Find the lines containing the word "portrait" and copy every one of them.

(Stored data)
..........

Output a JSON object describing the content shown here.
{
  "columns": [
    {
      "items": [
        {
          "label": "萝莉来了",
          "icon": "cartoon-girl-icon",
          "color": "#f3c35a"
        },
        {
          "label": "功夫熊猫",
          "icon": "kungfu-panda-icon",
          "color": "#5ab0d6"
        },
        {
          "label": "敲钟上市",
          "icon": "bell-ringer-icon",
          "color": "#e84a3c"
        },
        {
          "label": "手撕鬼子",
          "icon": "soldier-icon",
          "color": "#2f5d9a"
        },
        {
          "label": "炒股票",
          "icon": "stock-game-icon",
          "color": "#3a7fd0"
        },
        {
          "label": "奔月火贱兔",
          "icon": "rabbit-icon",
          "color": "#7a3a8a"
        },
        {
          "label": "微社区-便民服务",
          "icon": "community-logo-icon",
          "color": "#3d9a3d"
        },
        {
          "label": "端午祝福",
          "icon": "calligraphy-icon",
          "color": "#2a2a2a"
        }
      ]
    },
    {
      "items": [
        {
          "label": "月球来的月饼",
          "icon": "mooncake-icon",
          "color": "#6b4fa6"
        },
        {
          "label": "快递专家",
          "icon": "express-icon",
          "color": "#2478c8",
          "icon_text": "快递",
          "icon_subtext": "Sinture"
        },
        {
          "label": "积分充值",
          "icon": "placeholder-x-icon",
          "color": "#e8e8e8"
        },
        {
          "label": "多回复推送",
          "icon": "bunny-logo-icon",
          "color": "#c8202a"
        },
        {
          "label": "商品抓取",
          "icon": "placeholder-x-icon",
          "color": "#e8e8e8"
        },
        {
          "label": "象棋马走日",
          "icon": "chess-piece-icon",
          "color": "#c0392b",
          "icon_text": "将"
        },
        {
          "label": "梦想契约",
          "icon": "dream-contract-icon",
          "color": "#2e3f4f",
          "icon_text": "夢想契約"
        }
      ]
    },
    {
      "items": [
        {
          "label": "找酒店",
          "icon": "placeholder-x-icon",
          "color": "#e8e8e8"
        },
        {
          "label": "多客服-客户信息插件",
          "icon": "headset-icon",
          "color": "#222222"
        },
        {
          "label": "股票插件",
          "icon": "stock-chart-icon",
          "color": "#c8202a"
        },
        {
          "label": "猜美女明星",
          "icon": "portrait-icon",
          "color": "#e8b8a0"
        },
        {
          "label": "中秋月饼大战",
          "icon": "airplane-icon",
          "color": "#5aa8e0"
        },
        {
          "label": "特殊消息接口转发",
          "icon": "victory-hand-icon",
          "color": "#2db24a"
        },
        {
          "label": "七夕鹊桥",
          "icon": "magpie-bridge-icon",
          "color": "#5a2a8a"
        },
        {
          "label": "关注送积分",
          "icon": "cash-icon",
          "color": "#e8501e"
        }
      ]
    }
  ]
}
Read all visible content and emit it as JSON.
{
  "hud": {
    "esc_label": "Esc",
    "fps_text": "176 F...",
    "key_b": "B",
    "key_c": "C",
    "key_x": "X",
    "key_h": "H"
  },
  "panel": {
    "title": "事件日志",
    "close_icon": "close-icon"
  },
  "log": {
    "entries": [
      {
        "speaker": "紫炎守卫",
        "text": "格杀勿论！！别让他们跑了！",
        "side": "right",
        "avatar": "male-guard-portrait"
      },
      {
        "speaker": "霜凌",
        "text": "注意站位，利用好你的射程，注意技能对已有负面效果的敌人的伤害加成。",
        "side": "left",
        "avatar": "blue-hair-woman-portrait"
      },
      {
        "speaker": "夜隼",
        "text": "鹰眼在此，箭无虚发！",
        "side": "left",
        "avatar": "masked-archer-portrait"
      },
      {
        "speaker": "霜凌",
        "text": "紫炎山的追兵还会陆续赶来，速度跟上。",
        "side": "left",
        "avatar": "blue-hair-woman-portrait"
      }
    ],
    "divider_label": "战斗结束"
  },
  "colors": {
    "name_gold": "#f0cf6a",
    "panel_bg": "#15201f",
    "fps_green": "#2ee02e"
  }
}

..........

Answer to the exercise:
          "icon": "portrait-icon",
        "avatar": "male-guard-portrait"
        "avatar": "blue-hair-woman-portrait"
        "avatar": "masked-archer-portrait"
        "avatar": "blue-hair-woman-portrait"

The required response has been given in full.